## What is required
Return every line of the material exactly.

Dataset items:

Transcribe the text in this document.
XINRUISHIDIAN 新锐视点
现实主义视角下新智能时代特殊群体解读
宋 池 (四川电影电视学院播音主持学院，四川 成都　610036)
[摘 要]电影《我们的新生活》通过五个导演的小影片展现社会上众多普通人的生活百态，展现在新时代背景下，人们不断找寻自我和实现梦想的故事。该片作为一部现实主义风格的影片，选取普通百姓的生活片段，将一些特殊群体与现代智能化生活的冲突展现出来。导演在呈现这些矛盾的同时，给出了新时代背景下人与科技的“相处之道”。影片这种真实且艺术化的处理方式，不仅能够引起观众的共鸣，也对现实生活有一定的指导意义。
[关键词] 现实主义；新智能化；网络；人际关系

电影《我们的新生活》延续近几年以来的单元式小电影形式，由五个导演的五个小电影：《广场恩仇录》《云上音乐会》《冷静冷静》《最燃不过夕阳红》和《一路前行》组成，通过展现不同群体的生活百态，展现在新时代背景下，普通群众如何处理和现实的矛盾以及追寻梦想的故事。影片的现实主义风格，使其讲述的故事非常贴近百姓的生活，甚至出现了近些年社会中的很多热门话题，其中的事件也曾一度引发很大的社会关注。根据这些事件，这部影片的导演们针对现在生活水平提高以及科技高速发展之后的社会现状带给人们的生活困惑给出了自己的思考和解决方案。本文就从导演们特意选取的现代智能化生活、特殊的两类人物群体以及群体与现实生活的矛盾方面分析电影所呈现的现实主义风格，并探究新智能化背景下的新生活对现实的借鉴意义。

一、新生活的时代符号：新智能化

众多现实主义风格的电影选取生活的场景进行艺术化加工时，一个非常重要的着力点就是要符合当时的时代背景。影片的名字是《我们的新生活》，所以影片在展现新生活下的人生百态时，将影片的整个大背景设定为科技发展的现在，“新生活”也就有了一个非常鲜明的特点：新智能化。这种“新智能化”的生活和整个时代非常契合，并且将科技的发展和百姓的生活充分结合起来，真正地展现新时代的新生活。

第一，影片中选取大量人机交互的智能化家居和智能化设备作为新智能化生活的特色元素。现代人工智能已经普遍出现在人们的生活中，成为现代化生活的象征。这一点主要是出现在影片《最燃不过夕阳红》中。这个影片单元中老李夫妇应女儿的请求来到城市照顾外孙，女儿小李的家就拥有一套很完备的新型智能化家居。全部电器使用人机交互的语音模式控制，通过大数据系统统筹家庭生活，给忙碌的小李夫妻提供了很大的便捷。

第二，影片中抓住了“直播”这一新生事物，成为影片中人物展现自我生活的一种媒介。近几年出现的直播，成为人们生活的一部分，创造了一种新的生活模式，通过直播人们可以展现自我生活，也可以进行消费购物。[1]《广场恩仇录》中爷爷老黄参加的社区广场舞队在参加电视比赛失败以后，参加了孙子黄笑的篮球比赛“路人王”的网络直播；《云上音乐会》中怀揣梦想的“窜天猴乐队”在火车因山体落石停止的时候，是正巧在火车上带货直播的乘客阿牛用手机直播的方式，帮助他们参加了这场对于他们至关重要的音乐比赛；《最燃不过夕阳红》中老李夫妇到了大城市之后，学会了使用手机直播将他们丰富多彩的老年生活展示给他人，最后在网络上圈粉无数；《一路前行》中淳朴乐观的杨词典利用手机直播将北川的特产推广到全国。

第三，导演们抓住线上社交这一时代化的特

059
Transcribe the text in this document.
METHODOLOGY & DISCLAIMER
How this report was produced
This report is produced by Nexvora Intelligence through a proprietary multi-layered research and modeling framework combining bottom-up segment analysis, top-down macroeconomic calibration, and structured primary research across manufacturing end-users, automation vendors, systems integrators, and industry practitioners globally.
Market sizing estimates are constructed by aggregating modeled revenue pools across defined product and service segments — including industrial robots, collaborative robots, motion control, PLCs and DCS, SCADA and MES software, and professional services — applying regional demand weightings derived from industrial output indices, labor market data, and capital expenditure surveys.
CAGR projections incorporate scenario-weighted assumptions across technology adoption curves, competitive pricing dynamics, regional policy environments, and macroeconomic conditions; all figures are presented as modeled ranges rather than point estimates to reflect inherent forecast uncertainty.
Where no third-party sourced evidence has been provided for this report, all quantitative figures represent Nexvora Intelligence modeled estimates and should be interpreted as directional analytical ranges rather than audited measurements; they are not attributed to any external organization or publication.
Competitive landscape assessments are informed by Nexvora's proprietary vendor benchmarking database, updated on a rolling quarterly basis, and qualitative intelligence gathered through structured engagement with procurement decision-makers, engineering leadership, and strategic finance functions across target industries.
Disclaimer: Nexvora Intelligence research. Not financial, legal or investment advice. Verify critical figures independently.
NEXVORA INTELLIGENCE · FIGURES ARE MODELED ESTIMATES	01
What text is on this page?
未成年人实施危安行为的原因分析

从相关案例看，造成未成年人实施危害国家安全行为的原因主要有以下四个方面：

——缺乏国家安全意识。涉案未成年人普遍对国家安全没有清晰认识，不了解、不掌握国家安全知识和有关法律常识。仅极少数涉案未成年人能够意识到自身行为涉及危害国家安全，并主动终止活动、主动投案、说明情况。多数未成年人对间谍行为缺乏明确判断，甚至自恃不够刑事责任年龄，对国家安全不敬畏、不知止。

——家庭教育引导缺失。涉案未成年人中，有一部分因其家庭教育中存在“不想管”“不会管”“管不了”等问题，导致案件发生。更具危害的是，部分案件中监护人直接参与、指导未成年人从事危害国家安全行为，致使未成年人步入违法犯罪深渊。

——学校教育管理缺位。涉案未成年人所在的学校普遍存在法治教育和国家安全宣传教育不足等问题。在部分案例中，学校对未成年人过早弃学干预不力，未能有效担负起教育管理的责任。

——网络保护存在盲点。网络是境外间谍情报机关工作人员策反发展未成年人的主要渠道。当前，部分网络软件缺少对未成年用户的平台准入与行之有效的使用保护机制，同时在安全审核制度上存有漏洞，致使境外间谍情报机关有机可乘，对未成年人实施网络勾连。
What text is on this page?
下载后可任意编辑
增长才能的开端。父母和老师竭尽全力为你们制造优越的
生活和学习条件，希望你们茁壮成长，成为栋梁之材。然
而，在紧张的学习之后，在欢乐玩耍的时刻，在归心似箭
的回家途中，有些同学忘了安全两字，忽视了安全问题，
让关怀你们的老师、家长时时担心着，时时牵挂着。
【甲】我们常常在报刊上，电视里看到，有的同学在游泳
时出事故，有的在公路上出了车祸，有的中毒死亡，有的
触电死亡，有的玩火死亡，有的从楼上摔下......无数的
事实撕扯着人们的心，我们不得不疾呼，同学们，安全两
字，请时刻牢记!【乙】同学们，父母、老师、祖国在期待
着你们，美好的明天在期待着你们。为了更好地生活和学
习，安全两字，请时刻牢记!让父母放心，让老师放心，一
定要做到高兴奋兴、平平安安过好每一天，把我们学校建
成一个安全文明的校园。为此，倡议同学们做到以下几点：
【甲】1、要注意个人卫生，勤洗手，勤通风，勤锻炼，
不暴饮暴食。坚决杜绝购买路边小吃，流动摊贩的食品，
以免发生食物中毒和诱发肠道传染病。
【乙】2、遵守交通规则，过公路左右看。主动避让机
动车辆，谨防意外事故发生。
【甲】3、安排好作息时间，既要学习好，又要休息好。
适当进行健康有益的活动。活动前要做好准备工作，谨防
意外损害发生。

## Correct answer
Transcribe the text in this document.
XINRUISHIDIAN 新锐视点
现实主义视角下新智能时代特殊群体解读
宋 池 (四川电影电视学院播音主持学院，四川 成都　610036)
[摘 要]电影《我们的新生活》通过五个导演的小影片展现社会上众多普通人的生活百态，展现在新时代背景下，人们不断找寻自我和实现梦想的故事。该片作为一部现实主义风格的影片，选取普通百姓的生活片段，将一些特殊群体与现代智能化生活的冲突展现出来。导演在呈现这些矛盾的同时，给出了新时代背景下人与科技的“相处之道”。影片这种真实且艺术化的处理方式，不仅能够引起观众的共鸣，也对现实生活有一定的指导意义。
[关键词] 现实主义；新智能化；网络；人际关系

电影《我们的新生活》延续近几年以来的单元式小电影形式，由五个导演的五个小电影：《广场恩仇录》《云上音乐会》《冷静冷静》《最燃不过夕阳红》和《一路前行》组成，通过展现不同群体的生活百态，展现在新时代背景下，普通群众如何处理和现实的矛盾以及追寻梦想的故事。影片的现实主义风格，使其讲述的故事非常贴近百姓的生活，甚至出现了近些年社会中的很多热门话题，其中的事件也曾一度引发很大的社会关注。根据这些事件，这部影片的导演们针对现在生活水平提高以及科技高速发展之后的社会现状带给人们的生活困惑给出了自己的思考和解决方案。本文就从导演们特意选取的现代智能化生活、特殊的两类人物群体以及群体与现实生活的矛盾方面分析电影所呈现的现实主义风格，并探究新智能化背景下的新生活对现实的借鉴意义。

一、新生活的时代符号：新智能化

众多现实主义风格的电影选取生活的场景进行艺术化加工时，一个非常重要的着力点就是要符合当时的时代背景。影片的名字是《我们的新生活》，所以影片在展现新生活下的人生百态时，将影片的整个大背景设定为科技发展的现在，“新生活”也就有了一个非常鲜明的特点：新智能化。这种“新智能化”的生活和整个时代非常契合，并且将科技的发展和百姓的生活充分结合起来，真正地展现新时代的新生活。

第一，影片中选取大量人机交互的智能化家居和智能化设备作为新智能化生活的特色元素。现代人工智能已经普遍出现在人们的生活中，成为现代化生活的象征。这一点主要是出现在影片《最燃不过夕阳红》中。这个影片单元中老李夫妇应女儿的请求来到城市照顾外孙，女儿小李的家就拥有一套很完备的新型智能化家居。全部电器使用人机交互的语音模式控制，通过大数据系统统筹家庭生活，给忙碌的小李夫妻提供了很大的便捷。

第二，影片中抓住了“直播”这一新生事物，成为影片中人物展现自我生活的一种媒介。近几年出现的直播，成为人们生活的一部分，创造了一种新的生活模式，通过直播人们可以展现自我生活，也可以进行消费购物。[1]《广场恩仇录》中爷爷老黄参加的社区广场舞队在参加电视比赛失败以后，参加了孙子黄笑的篮球比赛“路人王”的网络直播；《云上音乐会》中怀揣梦想的“窜天猴乐队”在火车因山体落石停止的时候，是正巧在火车上带货直播的乘客阿牛用手机直播的方式，帮助他们参加了这场对于他们至关重要的音乐比赛；《最燃不过夕阳红》中老李夫妇到了大城市之后，学会了使用手机直播将他们丰富多彩的老年生活展示给他人，最后在网络上圈粉无数；《一路前行》中淳朴乐观的杨词典利用手机直播将北川的特产推广到全国。

第三，导演们抓住线上社交这一时代化的特

059
Transcribe the text in this document.
METHODOLOGY & DISCLAIMER
How this report was produced
This report is produced by Nexvora Intelligence through a proprietary multi-layered research and modeling framework combining bottom-up segment analysis, top-down macroeconomic calibration, and structured primary research across manufacturing end-users, automation vendors, systems integrators, and industry practitioners globally.
Market sizing estimates are constructed by aggregating modeled revenue pools across defined product and service segments — including industrial robots, collaborative robots, motion control, PLCs and DCS, SCADA and MES software, and professional services — applying regional demand weightings derived from industrial output indices, labor market data, and capital expenditure surveys.
CAGR projections incorporate scenario-weighted assumptions across technology adoption curves, competitive pricing dynamics, regional policy environments, and macroeconomic conditions; all figures are presented as modeled ranges rather than point estimates to reflect inherent forecast uncertainty.
Where no third-party sourced evidence has been provided for this report, all quantitative figures represent Nexvora Intelligence modeled estimates and should be interpreted as directional analytical ranges rather than audited measurements; they are not attributed to any external organization or publication.
Competitive landscape assessments are informed by Nexvora's proprietary vendor benchmarking database, updated on a rolling quarterly basis, and qualitative intelligence gathered through structured engagement with procurement decision-makers, engineering leadership, and strategic finance functions across target industries.
Disclaimer: Nexvora Intelligence research. Not financial, legal or investment advice. Verify critical figures independently.
NEXVORA INTELLIGENCE · FIGURES ARE MODELED ESTIMATES	01
What text is on this page?
未成年人实施危安行为的原因分析

从相关案例看，造成未成年人实施危害国家安全行为的原因主要有以下四个方面：

——缺乏国家安全意识。涉案未成年人普遍对国家安全没有清晰认识，不了解、不掌握国家安全知识和有关法律常识。仅极少数涉案未成年人能够意识到自身行为涉及危害国家安全，并主动终止活动、主动投案、说明情况。多数未成年人对间谍行为缺乏明确判断，甚至自恃不够刑事责任年龄，对国家安全不敬畏、不知止。

——家庭教育引导缺失。涉案未成年人中，有一部分因其家庭教育中存在“不想管”“不会管”“管不了”等问题，导致案件发生。更具危害的是，部分案件中监护人直接参与、指导未成年人从事危害国家安全行为，致使未成年人步入违法犯罪深渊。

——学校教育管理缺位。涉案未成年人所在的学校普遍存在法治教育和国家安全宣传教育不足等问题。在部分案例中，学校对未成年人过早弃学干预不力，未能有效担负起教育管理的责任。

——网络保护存在盲点。网络是境外间谍情报机关工作人员策反发展未成年人的主要渠道。当前，部分网络软件缺少对未成年用户的平台准入与行之有效的使用保护机制，同时在安全审核制度上存有漏洞，致使境外间谍情报机关有机可乘，对未成年人实施网络勾连。
What text is on this page?
下载后可任意编辑
增长才能的开端。父母和老师竭尽全力为你们制造优越的
生活和学习条件，希望你们茁壮成长，成为栋梁之材。然
而，在紧张的学习之后，在欢乐玩耍的时刻，在归心似箭
的回家途中，有些同学忘了安全两字，忽视了安全问题，
让关怀你们的老师、家长时时担心着，时时牵挂着。
【甲】我们常常在报刊上，电视里看到，有的同学在游泳
时出事故，有的在公路上出了车祸，有的中毒死亡，有的
触电死亡，有的玩火死亡，有的从楼上摔下......无数的
事实撕扯着人们的心，我们不得不疾呼，同学们，安全两
字，请时刻牢记!【乙】同学们，父母、老师、祖国在期待
着你们，美好的明天在期待着你们。为了更好地生活和学
习，安全两字，请时刻牢记!让父母放心，让老师放心，一
定要做到高兴奋兴、平平安安过好每一天，把我们学校建
成一个安全文明的校园。为此，倡议同学们做到以下几点：
【甲】1、要注意个人卫生，勤洗手，勤通风，勤锻炼，
不暴饮暴食。坚决杜绝购买路边小吃，流动摊贩的食品，
以免发生食物中毒和诱发肠道传染病。
【乙】2、遵守交通规则，过公路左右看。主动避让机
动车辆，谨防意外事故发生。
【甲】3、安排好作息时间，既要学习好，又要休息好。
适当进行健康有益的活动。活动前要做好准备工作，谨防
意外损害发生。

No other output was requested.